▶ Your instructions:
Copy all of the records below verbatim.

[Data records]
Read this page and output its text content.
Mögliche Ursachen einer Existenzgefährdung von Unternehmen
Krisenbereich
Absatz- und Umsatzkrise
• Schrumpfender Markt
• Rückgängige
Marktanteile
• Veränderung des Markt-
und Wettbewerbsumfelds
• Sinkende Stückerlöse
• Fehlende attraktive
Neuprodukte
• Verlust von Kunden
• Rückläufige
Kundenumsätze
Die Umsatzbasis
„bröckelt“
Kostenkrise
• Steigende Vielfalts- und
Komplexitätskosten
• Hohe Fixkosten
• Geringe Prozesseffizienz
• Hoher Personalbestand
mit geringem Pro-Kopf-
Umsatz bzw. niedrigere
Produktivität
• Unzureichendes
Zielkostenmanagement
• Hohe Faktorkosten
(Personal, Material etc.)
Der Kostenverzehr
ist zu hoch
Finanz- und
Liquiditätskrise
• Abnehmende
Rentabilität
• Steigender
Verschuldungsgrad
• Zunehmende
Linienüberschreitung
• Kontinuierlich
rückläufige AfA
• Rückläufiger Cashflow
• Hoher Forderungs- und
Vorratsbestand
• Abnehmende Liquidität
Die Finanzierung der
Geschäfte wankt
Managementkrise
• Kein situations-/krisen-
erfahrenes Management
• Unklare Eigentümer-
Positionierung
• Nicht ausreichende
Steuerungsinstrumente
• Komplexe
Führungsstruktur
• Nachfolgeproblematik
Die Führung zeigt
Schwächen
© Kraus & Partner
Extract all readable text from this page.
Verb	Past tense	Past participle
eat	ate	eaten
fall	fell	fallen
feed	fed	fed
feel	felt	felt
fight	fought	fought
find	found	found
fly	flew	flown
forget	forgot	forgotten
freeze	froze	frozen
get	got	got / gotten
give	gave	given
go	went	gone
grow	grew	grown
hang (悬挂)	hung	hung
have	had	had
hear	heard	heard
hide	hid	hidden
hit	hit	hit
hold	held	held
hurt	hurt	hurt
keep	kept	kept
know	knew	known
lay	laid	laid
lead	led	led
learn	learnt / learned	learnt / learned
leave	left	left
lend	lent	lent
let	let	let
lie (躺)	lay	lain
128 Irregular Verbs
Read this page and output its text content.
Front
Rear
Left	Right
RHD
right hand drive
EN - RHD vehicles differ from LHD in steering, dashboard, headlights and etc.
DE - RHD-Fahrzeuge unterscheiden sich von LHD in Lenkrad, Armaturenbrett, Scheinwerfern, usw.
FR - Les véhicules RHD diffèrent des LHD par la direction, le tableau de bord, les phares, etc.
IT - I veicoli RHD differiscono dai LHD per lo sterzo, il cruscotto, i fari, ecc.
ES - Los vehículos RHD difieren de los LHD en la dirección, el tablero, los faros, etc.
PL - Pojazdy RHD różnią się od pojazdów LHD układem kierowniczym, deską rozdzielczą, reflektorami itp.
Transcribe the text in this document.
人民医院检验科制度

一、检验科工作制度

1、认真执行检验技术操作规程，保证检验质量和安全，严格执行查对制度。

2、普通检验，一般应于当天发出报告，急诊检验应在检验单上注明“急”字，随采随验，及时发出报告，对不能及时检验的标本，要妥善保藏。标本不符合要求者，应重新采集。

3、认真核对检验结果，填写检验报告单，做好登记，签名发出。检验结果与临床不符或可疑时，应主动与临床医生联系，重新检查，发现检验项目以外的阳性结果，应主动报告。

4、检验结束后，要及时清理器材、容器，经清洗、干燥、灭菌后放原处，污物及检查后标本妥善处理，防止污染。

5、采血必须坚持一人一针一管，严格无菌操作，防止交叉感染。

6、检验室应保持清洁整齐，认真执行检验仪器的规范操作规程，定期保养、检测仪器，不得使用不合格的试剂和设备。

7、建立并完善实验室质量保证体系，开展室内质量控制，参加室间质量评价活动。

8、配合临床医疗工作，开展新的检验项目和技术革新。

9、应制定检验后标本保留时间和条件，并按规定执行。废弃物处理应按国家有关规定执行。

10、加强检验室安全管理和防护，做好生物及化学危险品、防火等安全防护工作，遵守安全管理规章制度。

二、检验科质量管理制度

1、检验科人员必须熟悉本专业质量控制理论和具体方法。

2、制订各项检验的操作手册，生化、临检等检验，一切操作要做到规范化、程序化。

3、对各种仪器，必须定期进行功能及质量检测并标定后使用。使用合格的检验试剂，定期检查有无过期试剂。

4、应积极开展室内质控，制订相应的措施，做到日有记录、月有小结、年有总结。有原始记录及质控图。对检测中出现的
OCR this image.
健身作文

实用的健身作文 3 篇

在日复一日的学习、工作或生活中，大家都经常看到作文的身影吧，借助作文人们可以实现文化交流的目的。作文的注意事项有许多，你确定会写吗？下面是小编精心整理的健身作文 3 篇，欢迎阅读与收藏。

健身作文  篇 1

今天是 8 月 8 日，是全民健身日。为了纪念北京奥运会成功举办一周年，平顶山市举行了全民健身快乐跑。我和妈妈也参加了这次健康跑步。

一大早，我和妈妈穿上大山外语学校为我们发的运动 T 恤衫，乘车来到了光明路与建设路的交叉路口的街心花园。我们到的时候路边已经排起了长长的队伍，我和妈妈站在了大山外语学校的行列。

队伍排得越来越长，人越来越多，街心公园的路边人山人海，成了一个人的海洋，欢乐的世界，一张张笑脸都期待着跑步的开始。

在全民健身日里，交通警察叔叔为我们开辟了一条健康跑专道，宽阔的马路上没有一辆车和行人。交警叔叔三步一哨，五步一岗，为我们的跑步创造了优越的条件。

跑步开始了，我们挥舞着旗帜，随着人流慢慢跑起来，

▶ Result of the task:
Read this page and output its text content.
Mögliche Ursachen einer Existenzgefährdung von Unternehmen
Krisenbereich
Absatz- und Umsatzkrise
• Schrumpfender Markt
• Rückgängige
Marktanteile
• Veränderung des Markt-
und Wettbewerbsumfelds
• Sinkende Stückerlöse
• Fehlende attraktive
Neuprodukte
• Verlust von Kunden
• Rückläufige
Kundenumsätze
Die Umsatzbasis
„bröckelt“
Kostenkrise
• Steigende Vielfalts- und
Komplexitätskosten
• Hohe Fixkosten
• Geringe Prozesseffizienz
• Hoher Personalbestand
mit geringem Pro-Kopf-
Umsatz bzw. niedrigere
Produktivität
• Unzureichendes
Zielkostenmanagement
• Hohe Faktorkosten
(Personal, Material etc.)
Der Kostenverzehr
ist zu hoch
Finanz- und
Liquiditätskrise
• Abnehmende
Rentabilität
• Steigender
Verschuldungsgrad
• Zunehmende
Linienüberschreitung
• Kontinuierlich
rückläufige AfA
• Rückläufiger Cashflow
• Hoher Forderungs- und
Vorratsbestand
• Abnehmende Liquidität
Die Finanzierung der
Geschäfte wankt
Managementkrise
• Kein situations-/krisen-
erfahrenes Management
• Unklare Eigentümer-
Positionierung
• Nicht ausreichende
Steuerungsinstrumente
• Komplexe
Führungsstruktur
• Nachfolgeproblematik
Die Führung zeigt
Schwächen
© Kraus & Partner
Extract all readable text from this page.
Verb	Past tense	Past participle
eat	ate	eaten
fall	fell	fallen
feed	fed	fed
feel	felt	felt
fight	fought	fought
find	found	found
fly	flew	flown
forget	forgot	forgotten
freeze	froze	frozen
get	got	got / gotten
give	gave	given
go	went	gone
grow	grew	grown
hang (悬挂)	hung	hung
have	had	had
hear	heard	heard
hide	hid	hidden
hit	hit	hit
hold	held	held
hurt	hurt	hurt
keep	kept	kept
know	knew	known
lay	laid	laid
lead	led	led
learn	learnt / learned	learnt / learned
leave	left	left
lend	lent	lent
let	let	let
lie (躺)	lay	lain
128 Irregular Verbs
Read this page and output its text content.
Front
Rear
Left	Right
RHD
right hand drive
EN - RHD vehicles differ from LHD in steering, dashboard, headlights and etc.
DE - RHD-Fahrzeuge unterscheiden sich von LHD in Lenkrad, Armaturenbrett, Scheinwerfern, usw.
FR - Les véhicules RHD diffèrent des LHD par la direction, le tableau de bord, les phares, etc.
IT - I veicoli RHD differiscono dai LHD per lo sterzo, il cruscotto, i fari, ecc.
ES - Los vehículos RHD difieren de los LHD en la dirección, el tablero, los faros, etc.
PL - Pojazdy RHD różnią się od pojazdów LHD układem kierowniczym, deską rozdzielczą, reflektorami itp.
Transcribe the text in this document.
人民医院检验科制度

一、检验科工作制度

1、认真执行检验技术操作规程，保证检验质量和安全，严格执行查对制度。

2、普通检验，一般应于当天发出报告，急诊检验应在检验单上注明“急”字，随采随验，及时发出报告，对不能及时检验的标本，要妥善保藏。标本不符合要求者，应重新采集。

3、认真核对检验结果，填写检验报告单，做好登记，签名发出。检验结果与临床不符或可疑时，应主动与临床医生联系，重新检查，发现检验项目以外的阳性结果，应主动报告。

4、检验结束后，要及时清理器材、容器，经清洗、干燥、灭菌后放原处，污物及检查后标本妥善处理，防止污染。

5、采血必须坚持一人一针一管，严格无菌操作，防止交叉感染。

6、检验室应保持清洁整齐，认真执行检验仪器的规范操作规程，定期保养、检测仪器，不得使用不合格的试剂和设备。

7、建立并完善实验室质量保证体系，开展室内质量控制，参加室间质量评价活动。

8、配合临床医疗工作，开展新的检验项目和技术革新。

9、应制定检验后标本保留时间和条件，并按规定执行。废弃物处理应按国家有关规定执行。

10、加强检验室安全管理和防护，做好生物及化学危险品、防火等安全防护工作，遵守安全管理规章制度。

二、检验科质量管理制度

1、检验科人员必须熟悉本专业质量控制理论和具体方法。

2、制订各项检验的操作手册，生化、临检等检验，一切操作要做到规范化、程序化。

3、对各种仪器，必须定期进行功能及质量检测并标定后使用。使用合格的检验试剂，定期检查有无过期试剂。

4、应积极开展室内质控，制订相应的措施，做到日有记录、月有小结、年有总结。有原始记录及质控图。对检测中出现的
OCR this image.
健身作文

实用的健身作文 3 篇

在日复一日的学习、工作或生活中，大家都经常看到作文的身影吧，借助作文人们可以实现文化交流的目的。作文的注意事项有许多，你确定会写吗？下面是小编精心整理的健身作文 3 篇，欢迎阅读与收藏。

健身作文  篇 1

今天是 8 月 8 日，是全民健身日。为了纪念北京奥运会成功举办一周年，平顶山市举行了全民健身快乐跑。我和妈妈也参加了这次健康跑步。

一大早，我和妈妈穿上大山外语学校为我们发的运动 T 恤衫，乘车来到了光明路与建设路的交叉路口的街心花园。我们到的时候路边已经排起了长长的队伍，我和妈妈站在了大山外语学校的行列。

队伍排得越来越长，人越来越多，街心公园的路边人山人海，成了一个人的海洋，欢乐的世界，一张张笑脸都期待着跑步的开始。

在全民健身日里，交通警察叔叔为我们开辟了一条健康跑专道，宽阔的马路上没有一辆车和行人。交警叔叔三步一哨，五步一岗，为我们的跑步创造了优越的条件。

跑步开始了，我们挥舞着旗帜，随着人流慢慢跑起来，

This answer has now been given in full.